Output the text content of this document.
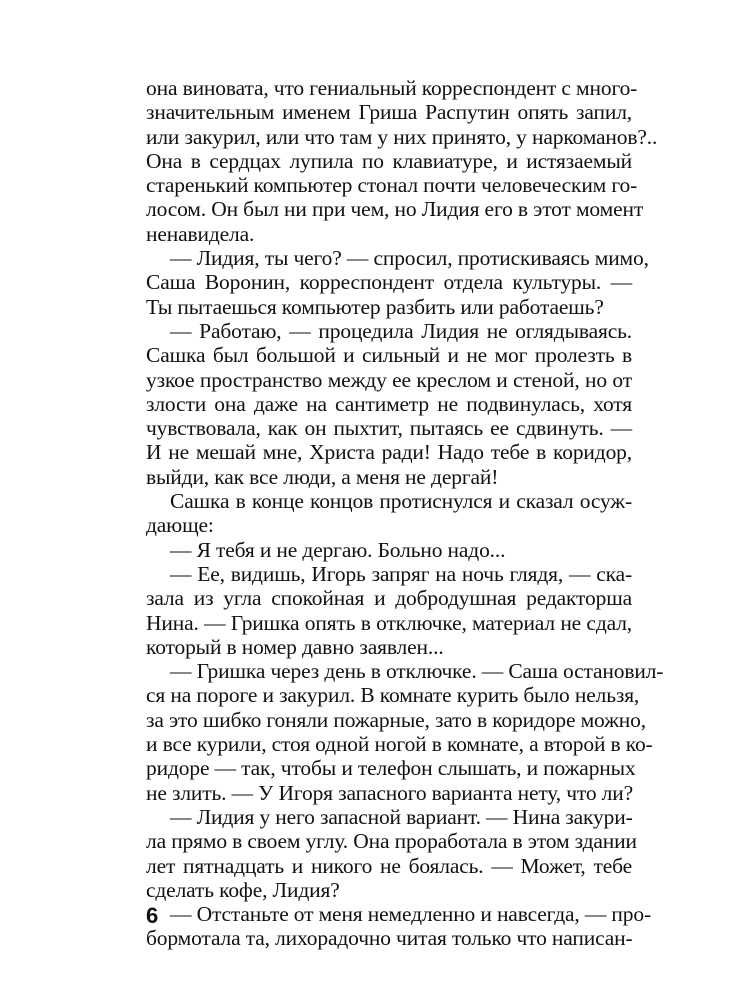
она виновата, что гениальный корреспондент с много-
значительным именем Гриша Распутин опять запил,
или закурил, или что там у них принято, у наркоманов?..
Она в сердцах лупила по клавиатуре, и истязаемый
старенький компьютер стонал почти человеческим го-
лосом. Он был ни при чем, но Лидия его в этот момент
ненавидела.
— Лидия, ты чего? — спросил, протискиваясь мимо,
Саша Воронин, корреспондент отдела культуры. —
Ты пытаешься компьютер разбить или работаешь?
— Работаю, — процедила Лидия не оглядываясь.
Сашка был большой и сильный и не мог пролезть в
узкое пространство между ее креслом и стеной, но от
злости она даже на сантиметр не подвинулась, хотя
чувствовала, как он пыхтит, пытаясь ее сдвинуть. —
И не мешай мне, Христа ради! Надо тебе в коридор,
выйди, как все люди, а меня не дергай!
Сашка в конце концов протиснулся и сказал осуж-
дающе:
— Я тебя и не дергаю. Больно надо...
— Ее, видишь, Игорь запряг на ночь глядя, — ска-
зала из угла спокойная и добродушная редакторша
Нина. — Гришка опять в отключке, материал не сдал,
который в номер давно заявлен...
— Гришка через день в отключке. — Саша остановил-
ся на пороге и закурил. В комнате курить было нельзя,
за это шибко гоняли пожарные, зато в коридоре можно,
и все курили, стоя одной ногой в комнате, а второй в ко-
ридоре — так, чтобы и телефон слышать, и пожарных
не злить. — У Игоря запасного варианта нету, что ли?
— Лидия у него запасной вариант. — Нина закури-
ла прямо в своем углу. Она проработала в этом здании
лет пятнадцать и никого не боялась. — Может, тебе
сделать кофе, Лидия?
— Отстаньте от меня немедленно и навсегда, — про-
бормотала та, лихорадочно читая только что написан-
6
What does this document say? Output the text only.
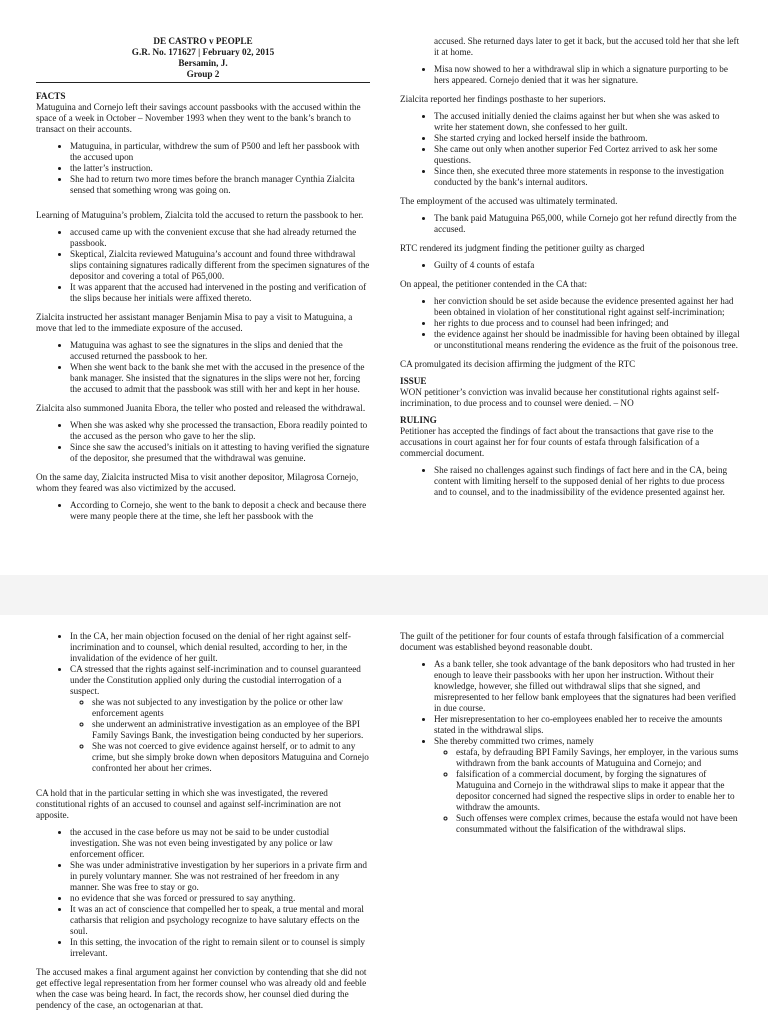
DE CASTRO v PEOPLE
G.R. No. 171627 | February 02, 2015
Bersamin, J.
Group 2
FACTS

Matuguina and Cornejo left their savings account passbooks with the accused within the space of a week in October – November 1993 when they went to the bank’s branch to transact on their accounts.

• Matuguina, in particular, withdrew the sum of P500 and left her passbook with the accused upon
• the latter’s instruction.
• She had to return two more times before the branch manager Cynthia Zialcita sensed that something wrong was going on.

Learning of Matuguina’s problem, Zialcita told the accused to return the passbook to her.

• accused came up with the convenient excuse that she had already returned the passbook.
• Skeptical, Zialcita reviewed Matuguina’s account and found three withdrawal slips containing signatures radically different from the specimen signatures of the depositor and covering a total of P65,000.
• It was apparent that the accused had intervened in the posting and verification of the slips because her initials were affixed thereto.

Zialcita instructed her assistant manager Benjamin Misa to pay a visit to Matuguina, a move that led to the immediate exposure of the accused.

• Matuguina was aghast to see the signatures in the slips and denied that the accused returned the passbook to her.
• When she went back to the bank she met with the accused in the presence of the bank manager. She insisted that the signatures in the slips were not her, forcing the accused to admit that the passbook was still with her and kept in her house.

Zialcita also summoned Juanita Ebora, the teller who posted and released the withdrawal.

• When she was asked why she processed the transaction, Ebora readily pointed to the accused as the person who gave to her the slip.
• Since she saw the accused’s initials on it attesting to having verified the signature of the depositor, she presumed that the withdrawal was genuine.

On the same day, Zialcita instructed Misa to visit another depositor, Milagrosa Cornejo, whom they feared was also victimized by the accused.

• According to Cornejo, she went to the bank to deposit a check and because there were many people there at the time, she left her passbook with the

accused. She returned days later to get it back, but the accused told her that she left it at home.

• Misa now showed to her a withdrawal slip in which a signature purporting to be hers appeared. Cornejo denied that it was her signature.

Zialcita reported her findings posthaste to her superiors.

• The accused initially denied the claims against her but when she was asked to write her statement down, she confessed to her guilt.
• She started crying and locked herself inside the bathroom.
• She came out only when another superior Fed Cortez arrived to ask her some questions.
• Since then, she executed three more statements in response to the investigation conducted by the bank’s internal auditors.

The employment of the accused was ultimately terminated.

• The bank paid Matuguina P65,000, while Cornejo got her refund directly from the accused.

RTC rendered its judgment finding the petitioner guilty as charged

• Guilty of 4 counts of estafa

On appeal, the petitioner contended in the CA that:

• her conviction should be set aside because the evidence presented against her had been obtained in violation of her constitutional right against self-incrimination;
• her rights to due process and to counsel had been infringed; and
• the evidence against her should be inadmissible for having been obtained by illegal or unconstitutional means rendering the evidence as the fruit of the poisonous tree.

CA promulgated its decision affirming the judgment of the RTC

ISSUE

WON petitioner’s conviction was invalid because her constitutional rights against self-incrimination, to due process and to counsel were denied. – NO

RULING

Petitioner has accepted the findings of fact about the transactions that gave rise to the accusations in court against her for four counts of estafa through falsification of a commercial document.

• She raised no challenges against such findings of fact here and in the CA, being content with limiting herself to the supposed denial of her rights to due process and to counsel, and to the inadmissibility of the evidence presented against her.
• In the CA, her main objection focused on the denial of her right against self-incrimination and to counsel, which denial resulted, according to her, in the invalidation of the evidence of her guilt.
• CA stressed that the rights against self-incrimination and to counsel guaranteed under the Constitution applied only during the custodial interrogation of a suspect.
◦ she was not subjected to any investigation by the police or other law enforcement agents
◦ she underwent an administrative investigation as an employee of the BPI Family Savings Bank, the investigation being conducted by her superiors.
◦ She was not coerced to give evidence against herself, or to admit to any crime, but she simply broke down when depositors Matuguina and Cornejo confronted her about her crimes.

CA hold that in the particular setting in which she was investigated, the revered constitutional rights of an accused to counsel and against self-incrimination are not apposite.

• the accused in the case before us may not be said to be under custodial investigation. She was not even being investigated by any police or law enforcement officer.
• She was under administrative investigation by her superiors in a private firm and in purely voluntary manner. She was not restrained of her freedom in any manner. She was free to stay or go.
• no evidence that she was forced or pressured to say anything.
• It was an act of conscience that compelled her to speak, a true mental and moral catharsis that religion and psychology recognize to have salutary effects on the soul.
• In this setting, the invocation of the right to remain silent or to counsel is simply irrelevant.

The accused makes a final argument against her conviction by contending that she did not get effective legal representation from her former counsel who was already old and feeble when the case was being heard. In fact, the records show, her counsel died during the pendency of the case, an octogenarian at that.

The guilt of the petitioner for four counts of estafa through falsification of a commercial document was established beyond reasonable doubt.

• As a bank teller, she took advantage of the bank depositors who had trusted in her enough to leave their passbooks with her upon her instruction. Without their knowledge, however, she filled out withdrawal slips that she signed, and misrepresented to her fellow bank employees that the signatures had been verified in due course.
• Her misrepresentation to her co-employees enabled her to receive the amounts stated in the withdrawal slips.
• She thereby committed two crimes, namely
◦ estafa, by defrauding BPI Family Savings, her employer, in the various sums withdrawn from the bank accounts of Matuguina and Cornejo; and
◦ falsification of a commercial document, by forging the signatures of Matuguina and Cornejo in the withdrawal slips to make it appear that the depositor concerned had signed the respective slips in order to enable her to withdraw the amounts.
◦ Such offenses were complex crimes, because the estafa would not have been consummated without the falsification of the withdrawal slips.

TASK PROMPT.
Going through the data, tally the lines containing "Гришка" and report only the result.

WRITTEN ANSWER.
2